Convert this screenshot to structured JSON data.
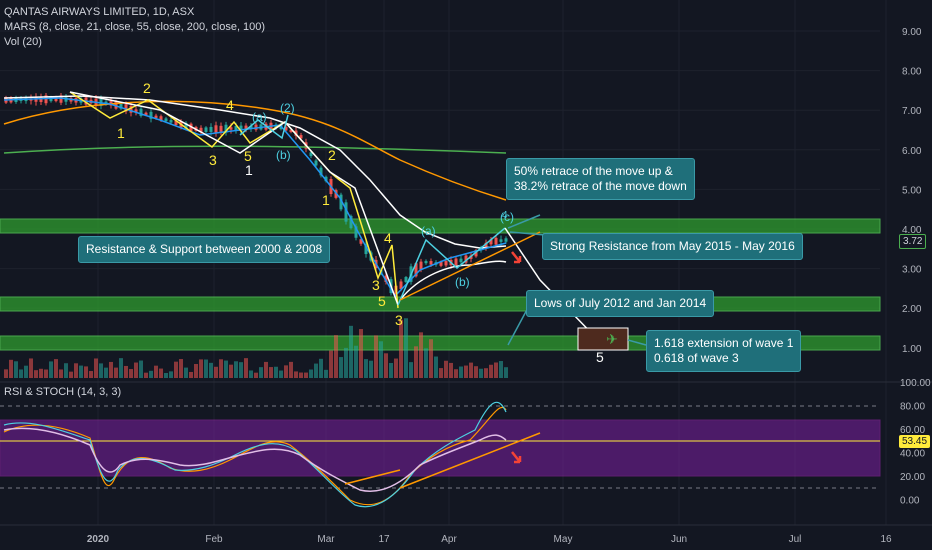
{
  "header": {
    "title": "QANTAS AIRWAYS LIMITED, 1D, ASX",
    "indicator_mars": "MARS (8, close, 21, close, 55, close, 200, close, 100)",
    "indicator_vol": "Vol (20)",
    "indicator_rsi": "RSI & STOCH (14, 3, 3)"
  },
  "current_price": "3.72",
  "rsi_current": "53.45",
  "annotations": {
    "retrace": [
      "50% retrace of the move up &",
      "38.2% retrace of the move down"
    ],
    "strong_resistance": "Strong Resistance from May 2015 - May 2016",
    "resistance_support": "Resistance & Support between 2000 & 2008",
    "lows": "Lows of July 2012 and Jan 2014",
    "extension": [
      "1.618  extension of wave 1",
      "0.618 of wave 3"
    ]
  },
  "wave_labels": {
    "yellow": [
      "1",
      "2",
      "3",
      "4",
      "5",
      "1",
      "2",
      "3",
      "4",
      "5",
      "3"
    ],
    "white": [
      "1",
      "5"
    ],
    "cyan": [
      "(a)",
      "(b)",
      "(2)",
      "(a)",
      "(b)",
      "(c)",
      "4"
    ]
  },
  "colors": {
    "background": "#131722",
    "green_zone": "#2e9c2e",
    "magenta_band": "#7b1fa2",
    "ma_white": "#ffffff",
    "ma_blue": "#2196f3",
    "ma_orange": "#ff9800",
    "ma_green": "#4caf50",
    "up_candle": "#26a69a",
    "down_candle": "#ef5350",
    "wave_yellow": "#ffeb3b",
    "wave_cyan": "#4dd0e1",
    "callout_bg": "#1f6f7a"
  },
  "chart_data": {
    "type": "line",
    "price_axis": {
      "ticks": [
        "9.00",
        "8.00",
        "7.00",
        "6.00",
        "5.00",
        "4.00",
        "3.00",
        "2.00",
        "1.00"
      ],
      "range": [
        0.6,
        9.3
      ]
    },
    "rsi_axis": {
      "ticks": [
        "100.00",
        "80.00",
        "60.00",
        "40.00",
        "20.00",
        "0.00"
      ],
      "range": [
        0,
        100
      ]
    },
    "x_ticks": [
      "2020",
      "Feb",
      "Mar",
      "17",
      "Apr",
      "May",
      "Jun",
      "Jul",
      "16"
    ],
    "zones": [
      {
        "label": "Strong Resistance from May 2015 - May 2016",
        "from": 3.9,
        "to": 4.3
      },
      {
        "label": "Lows of July 2012 and Jan 2014",
        "from": 1.97,
        "to": 2.35
      },
      {
        "label": "Resistance & Support between 2000 & 2008",
        "from": 1.0,
        "to": 1.37
      }
    ],
    "target_box": {
      "from": 1.0,
      "to": 1.4,
      "wave": "5"
    },
    "wave_path_x": [
      "2019-12-27",
      "2020-01-20",
      "2020-01-29",
      "2020-02-05",
      "2020-02-12",
      "2020-02-19",
      "2020-02-24",
      "2020-03-02",
      "2020-03-06",
      "2020-03-11",
      "2020-03-16",
      "2020-04-14",
      "2020-05-08"
    ],
    "wave_path_y": [
      7.5,
      6.85,
      7.35,
      6.1,
      6.95,
      6.1,
      6.85,
      5.4,
      6.15,
      4.4,
      2.1,
      4.0,
      1.2
    ],
    "price_series_x": [
      "2019-12-20",
      "2019-12-27",
      "2020-01-03",
      "2020-01-10",
      "2020-01-17",
      "2020-01-24",
      "2020-01-31",
      "2020-02-07",
      "2020-02-14",
      "2020-02-21",
      "2020-02-28",
      "2020-03-06",
      "2020-03-13",
      "2020-03-17",
      "2020-03-20",
      "2020-03-27",
      "2020-04-03",
      "2020-04-08",
      "2020-04-14",
      "2020-04-20"
    ],
    "price_series_y": [
      7.2,
      7.3,
      7.0,
      7.1,
      7.2,
      6.9,
      6.4,
      6.6,
      6.6,
      6.5,
      5.8,
      5.2,
      3.5,
      2.2,
      2.5,
      3.4,
      3.2,
      3.05,
      3.6,
      3.72
    ],
    "rsi_series_x": [
      "2019-12-20",
      "2020-01-03",
      "2020-01-17",
      "2020-01-31",
      "2020-02-14",
      "2020-02-28",
      "2020-03-13",
      "2020-03-20",
      "2020-04-03",
      "2020-04-14",
      "2020-04-20"
    ],
    "rsi_series_y": [
      62,
      58,
      45,
      50,
      55,
      35,
      15,
      8,
      40,
      58,
      53.45
    ],
    "series": [
      {
        "name": "MA 8"
      },
      {
        "name": "MA 21"
      },
      {
        "name": "MA 55"
      },
      {
        "name": "MA 200"
      }
    ]
  }
}
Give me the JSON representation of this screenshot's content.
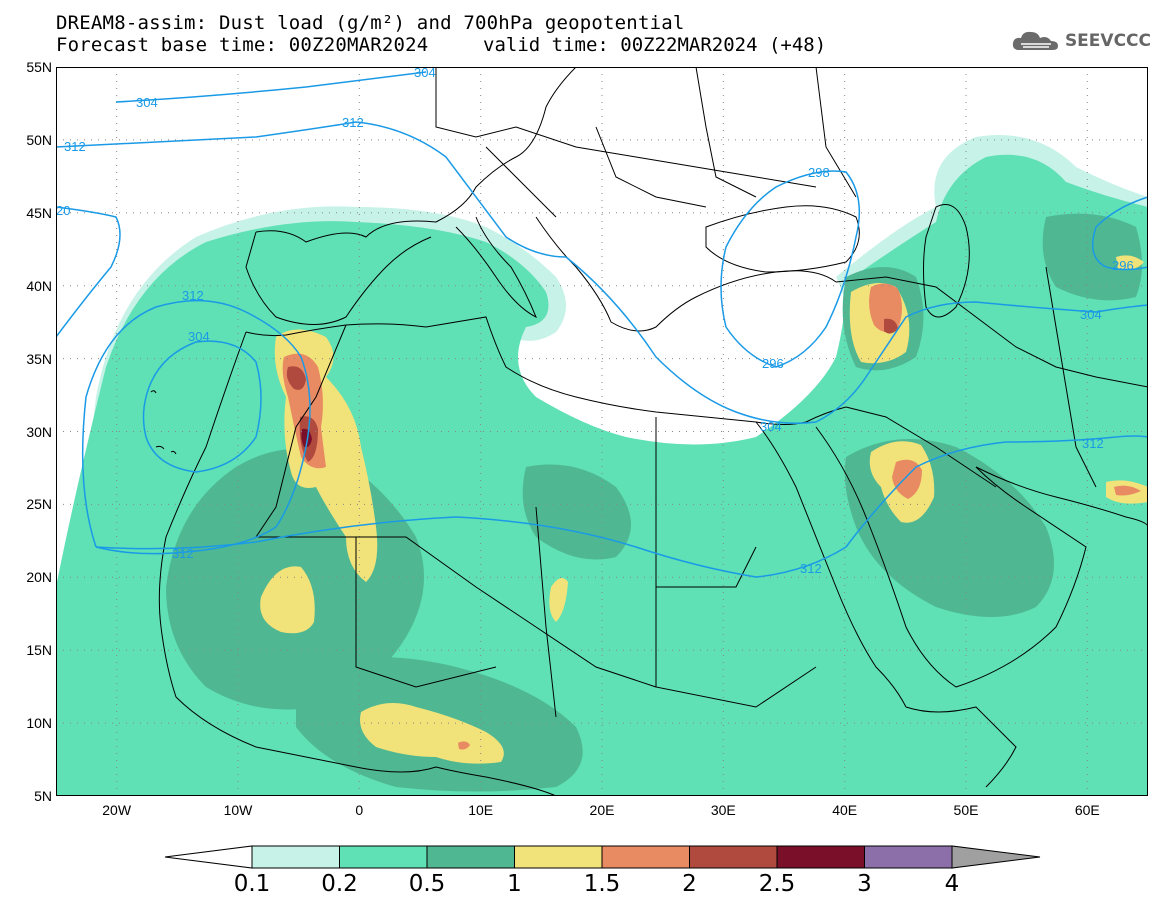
{
  "title": {
    "line1": "DREAM8-assim: Dust load (g/m²) and 700hPa geopotential",
    "base": "Forecast base time: 00Z20MAR2024",
    "valid": "valid time: 00Z22MAR2024 (+48)"
  },
  "logo": {
    "text": "SEEVCCC",
    "icon": "cloud-icon"
  },
  "axes": {
    "y_labels": [
      "55N",
      "50N",
      "45N",
      "40N",
      "35N",
      "30N",
      "25N",
      "20N",
      "15N",
      "10N",
      "5N"
    ],
    "x_labels": [
      "20W",
      "10W",
      "0",
      "10E",
      "20E",
      "30E",
      "40E",
      "50E",
      "60E"
    ],
    "lon_range": [
      -25,
      65
    ],
    "lat_range": [
      5,
      55
    ]
  },
  "contour_labels": {
    "c304_nw": "304",
    "c304_n": "304",
    "c312_a": "312",
    "c312_b": "312",
    "c20": "20",
    "c312_c": "312",
    "c304_d": "304",
    "c312_e": "312",
    "c298": "298",
    "c296_a": "296",
    "c304_e": "304",
    "c296_b": "296",
    "c304_f": "304",
    "c312_f": "312",
    "c312_g": "312"
  },
  "colorbar": {
    "labels": [
      "0.1",
      "0.2",
      "0.5",
      "1",
      "1.5",
      "2",
      "2.5",
      "3",
      "4"
    ],
    "colors": [
      "#c6f2e7",
      "#5fe0b5",
      "#4fb892",
      "#f2e27a",
      "#e88a62",
      "#b04a3e",
      "#7a0f2a",
      "#8c6ea8"
    ],
    "over_color": "#a0a0a0",
    "under_color": "#ffffff"
  },
  "colors": {
    "contour": "#1a9ae6",
    "border": "#000000"
  }
}
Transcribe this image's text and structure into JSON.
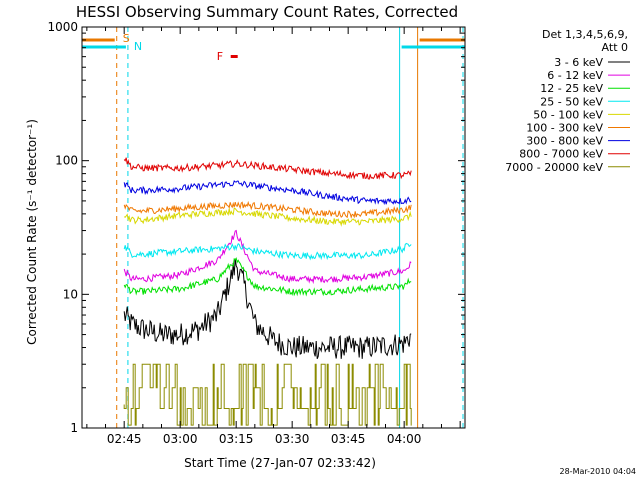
{
  "chart_data": {
    "type": "line",
    "title": "HESSI Observing Summary Count Rates, Corrected",
    "xlabel": "Start Time (27-Jan-07 02:33:42)",
    "ylabel": "Corrected Count Rate (s⁻¹ detector⁻¹)",
    "y_scale": "log",
    "ylim": [
      1,
      1000
    ],
    "y_ticks": [
      "1",
      "10",
      "100",
      "1000"
    ],
    "x_ticks": [
      "02:45",
      "03:00",
      "03:15",
      "03:30",
      "03:45",
      "04:00"
    ],
    "x_tick_minutes": [
      165,
      180,
      195,
      210,
      225,
      240
    ],
    "xlim_minutes": [
      153.7,
      256.3
    ],
    "legend_header": [
      "Det 1,3,4,5,6,9,",
      "Att 0"
    ],
    "legend_position": "right",
    "stamp": "28-Mar-2010 04:04",
    "flag_markers": [
      {
        "label": "S",
        "minute": 163,
        "color": "#e87800"
      },
      {
        "label": "N",
        "minute": 166,
        "color": "#00d8e8"
      },
      {
        "label": "F",
        "minute": 193,
        "color": "#e00000"
      }
    ],
    "data_start_minute": 165,
    "data_end_minute": 242,
    "series": [
      {
        "name": "3 - 6 keV",
        "color": "#000000",
        "values": [
          [
            165,
            7
          ],
          [
            167,
            6
          ],
          [
            170,
            5.5
          ],
          [
            175,
            5
          ],
          [
            180,
            5
          ],
          [
            185,
            5.5
          ],
          [
            190,
            7
          ],
          [
            193,
            12
          ],
          [
            195,
            17
          ],
          [
            197,
            12
          ],
          [
            200,
            6
          ],
          [
            205,
            4.5
          ],
          [
            210,
            4
          ],
          [
            220,
            4
          ],
          [
            230,
            4
          ],
          [
            240,
            4.3
          ],
          [
            242,
            5
          ]
        ]
      },
      {
        "name": "6 - 12 keV",
        "color": "#e000e0",
        "values": [
          [
            165,
            15
          ],
          [
            167,
            13
          ],
          [
            170,
            13
          ],
          [
            180,
            14
          ],
          [
            190,
            18
          ],
          [
            193,
            24
          ],
          [
            195,
            29
          ],
          [
            197,
            22
          ],
          [
            200,
            15
          ],
          [
            210,
            13
          ],
          [
            220,
            13
          ],
          [
            230,
            13.5
          ],
          [
            240,
            15
          ],
          [
            242,
            17
          ]
        ]
      },
      {
        "name": "12 - 25 keV",
        "color": "#00e000",
        "values": [
          [
            165,
            12
          ],
          [
            167,
            10.5
          ],
          [
            170,
            10.5
          ],
          [
            180,
            11
          ],
          [
            190,
            13
          ],
          [
            193,
            16
          ],
          [
            195,
            18
          ],
          [
            197,
            15
          ],
          [
            200,
            11.5
          ],
          [
            210,
            10.5
          ],
          [
            220,
            10.5
          ],
          [
            230,
            11
          ],
          [
            240,
            11.5
          ],
          [
            242,
            13
          ]
        ]
      },
      {
        "name": "25 - 50 keV",
        "color": "#00e8f0",
        "values": [
          [
            165,
            23
          ],
          [
            167,
            20
          ],
          [
            170,
            20
          ],
          [
            180,
            21
          ],
          [
            190,
            22
          ],
          [
            195,
            23
          ],
          [
            200,
            21
          ],
          [
            210,
            19.5
          ],
          [
            220,
            19.5
          ],
          [
            230,
            19.5
          ],
          [
            240,
            22
          ],
          [
            242,
            25
          ]
        ]
      },
      {
        "name": "50 - 100 keV",
        "color": "#d8d800",
        "values": [
          [
            165,
            40
          ],
          [
            167,
            36
          ],
          [
            170,
            36
          ],
          [
            180,
            39
          ],
          [
            190,
            41
          ],
          [
            195,
            42
          ],
          [
            200,
            40
          ],
          [
            210,
            37
          ],
          [
            220,
            35
          ],
          [
            230,
            35
          ],
          [
            240,
            37
          ],
          [
            242,
            39
          ]
        ]
      },
      {
        "name": "100 - 300 keV",
        "color": "#f07800",
        "values": [
          [
            165,
            47
          ],
          [
            167,
            42
          ],
          [
            170,
            42
          ],
          [
            180,
            44
          ],
          [
            190,
            46
          ],
          [
            195,
            47
          ],
          [
            200,
            46
          ],
          [
            210,
            43
          ],
          [
            220,
            40
          ],
          [
            230,
            40
          ],
          [
            240,
            43
          ],
          [
            242,
            45
          ]
        ]
      },
      {
        "name": "300 - 800 keV",
        "color": "#0000e0",
        "values": [
          [
            165,
            68
          ],
          [
            167,
            60
          ],
          [
            170,
            60
          ],
          [
            180,
            62
          ],
          [
            190,
            66
          ],
          [
            195,
            68
          ],
          [
            200,
            65
          ],
          [
            210,
            60
          ],
          [
            220,
            54
          ],
          [
            230,
            50
          ],
          [
            240,
            50
          ],
          [
            242,
            52
          ]
        ]
      },
      {
        "name": "800 - 7000 keV",
        "color": "#e00000",
        "values": [
          [
            165,
            105
          ],
          [
            167,
            90
          ],
          [
            170,
            88
          ],
          [
            180,
            88
          ],
          [
            190,
            92
          ],
          [
            195,
            95
          ],
          [
            200,
            92
          ],
          [
            210,
            86
          ],
          [
            220,
            80
          ],
          [
            230,
            77
          ],
          [
            240,
            78
          ],
          [
            242,
            80
          ]
        ]
      },
      {
        "name": "7000 - 20000 keV",
        "color": "#8c8c00",
        "values": [
          [
            165,
            1.5
          ],
          [
            170,
            2
          ],
          [
            180,
            2
          ],
          [
            190,
            2
          ],
          [
            200,
            2
          ],
          [
            210,
            2
          ],
          [
            220,
            2
          ],
          [
            230,
            2
          ],
          [
            240,
            2
          ],
          [
            242,
            2
          ]
        ]
      }
    ]
  }
}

= = = =

▸ **DIRECTIVE**
Return the lines of the records that include the string "from".

▸ **EXERCISE RESULT**
    "strong_resistance": "Strong Resistance from May 2015 - May 2016",
        "label": "Strong Resistance from May 2015 - May 2016",
        "from": 3.9,
        "from": 1.97,
        "from": 1.0,
      "from": 1.0,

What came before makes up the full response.